- Task directions -
Your task is to reproduce the entries below word for word.

::::::::::

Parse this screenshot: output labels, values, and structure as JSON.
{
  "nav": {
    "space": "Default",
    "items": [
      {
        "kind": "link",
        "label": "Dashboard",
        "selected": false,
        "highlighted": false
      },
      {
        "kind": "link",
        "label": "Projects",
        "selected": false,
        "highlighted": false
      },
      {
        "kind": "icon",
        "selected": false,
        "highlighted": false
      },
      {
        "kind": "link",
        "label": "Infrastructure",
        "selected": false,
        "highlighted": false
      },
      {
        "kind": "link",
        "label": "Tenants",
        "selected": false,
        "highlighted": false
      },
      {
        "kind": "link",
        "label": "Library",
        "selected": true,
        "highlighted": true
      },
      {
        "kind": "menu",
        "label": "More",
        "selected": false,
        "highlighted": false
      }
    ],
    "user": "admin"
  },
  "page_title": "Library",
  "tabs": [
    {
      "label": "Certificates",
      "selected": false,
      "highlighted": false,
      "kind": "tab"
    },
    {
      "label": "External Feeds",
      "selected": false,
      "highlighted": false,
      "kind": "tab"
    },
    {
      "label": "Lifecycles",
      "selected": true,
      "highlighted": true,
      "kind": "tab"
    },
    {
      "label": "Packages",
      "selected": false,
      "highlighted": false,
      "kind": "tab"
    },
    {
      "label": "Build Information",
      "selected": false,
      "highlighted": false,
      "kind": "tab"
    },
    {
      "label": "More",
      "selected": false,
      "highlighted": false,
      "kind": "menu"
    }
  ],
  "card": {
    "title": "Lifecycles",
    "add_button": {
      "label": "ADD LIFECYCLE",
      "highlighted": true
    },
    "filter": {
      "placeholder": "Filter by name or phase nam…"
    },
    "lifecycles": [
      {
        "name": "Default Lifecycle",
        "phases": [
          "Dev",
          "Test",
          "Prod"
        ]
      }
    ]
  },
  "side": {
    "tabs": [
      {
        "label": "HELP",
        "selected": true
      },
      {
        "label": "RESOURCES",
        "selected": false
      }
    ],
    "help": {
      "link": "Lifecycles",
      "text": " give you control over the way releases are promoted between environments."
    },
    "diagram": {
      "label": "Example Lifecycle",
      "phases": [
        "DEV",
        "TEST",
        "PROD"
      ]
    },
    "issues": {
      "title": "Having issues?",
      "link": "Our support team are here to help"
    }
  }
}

::::::::::

- Reply -
Parse this screenshot: output labels, values, and structure as JSON.
{
  "nav": {
    "space": "Default",
    "items": [
      {
        "kind": "link",
        "label": "Dashboard",
        "selected": false,
        "highlighted": false
      },
      {
        "kind": "link",
        "label": "Projects",
        "selected": false,
        "highlighted": false
      },
      {
        "kind": "icon",
        "selected": false,
        "highlighted": false
      },
      {
        "kind": "link",
        "label": "Infrastructure",
        "selected": false,
        "highlighted": false
      },
      {
        "kind": "link",
        "label": "Tenants",
        "selected": false,
        "highlighted": false
      },
      {
        "kind": "link",
        "label": "Library",
        "selected": true,
        "highlighted": true
      },
      {
        "kind": "menu",
        "label": "More",
        "selected": false,
        "highlighted": false
      }
    ],
    "user": "admin"
  },
  "page_title": "Library",
  "tabs": [
    {
      "label": "Certificates",
      "selected": false,
      "highlighted": false,
      "kind": "tab"
    },
    {
      "label": "External Feeds",
      "selected": false,
      "highlighted": false,
      "kind": "tab"
    },
    {
      "label": "Lifecycles",
      "selected": true,
      "highlighted": true,
      "kind": "tab"
    },
    {
      "label": "Packages",
      "selected": false,
      "highlighted": false,
      "kind": "tab"
    },
    {
      "label": "Build Information",
      "selected": false,
      "highlighted": false,
      "kind": "tab"
    },
    {
      "label": "More",
      "selected": false,
      "highlighted": false,
      "kind": "menu"
    }
  ],
  "card": {
    "title": "Lifecycles",
    "add_button": {
      "label": "ADD LIFECYCLE",
      "highlighted": true
    },
    "filter": {
      "placeholder": "Filter by name or phase nam…"
    },
    "lifecycles": [
      {
        "name": "Default Lifecycle",
        "phases": [
          "Dev",
          "Test",
          "Prod"
        ]
      }
    ]
  },
  "side": {
    "tabs": [
      {
        "label": "HELP",
        "selected": true
      },
      {
        "label": "RESOURCES",
        "selected": false
      }
    ],
    "help": {
      "link": "Lifecycles",
      "text": " give you control over the way releases are promoted between environments."
    },
    "diagram": {
      "label": "Example Lifecycle",
      "phases": [
        "DEV",
        "TEST",
        "PROD"
      ]
    },
    "issues": {
      "title": "Having issues?",
      "link": "Our support team are here to help"
    }
  }
}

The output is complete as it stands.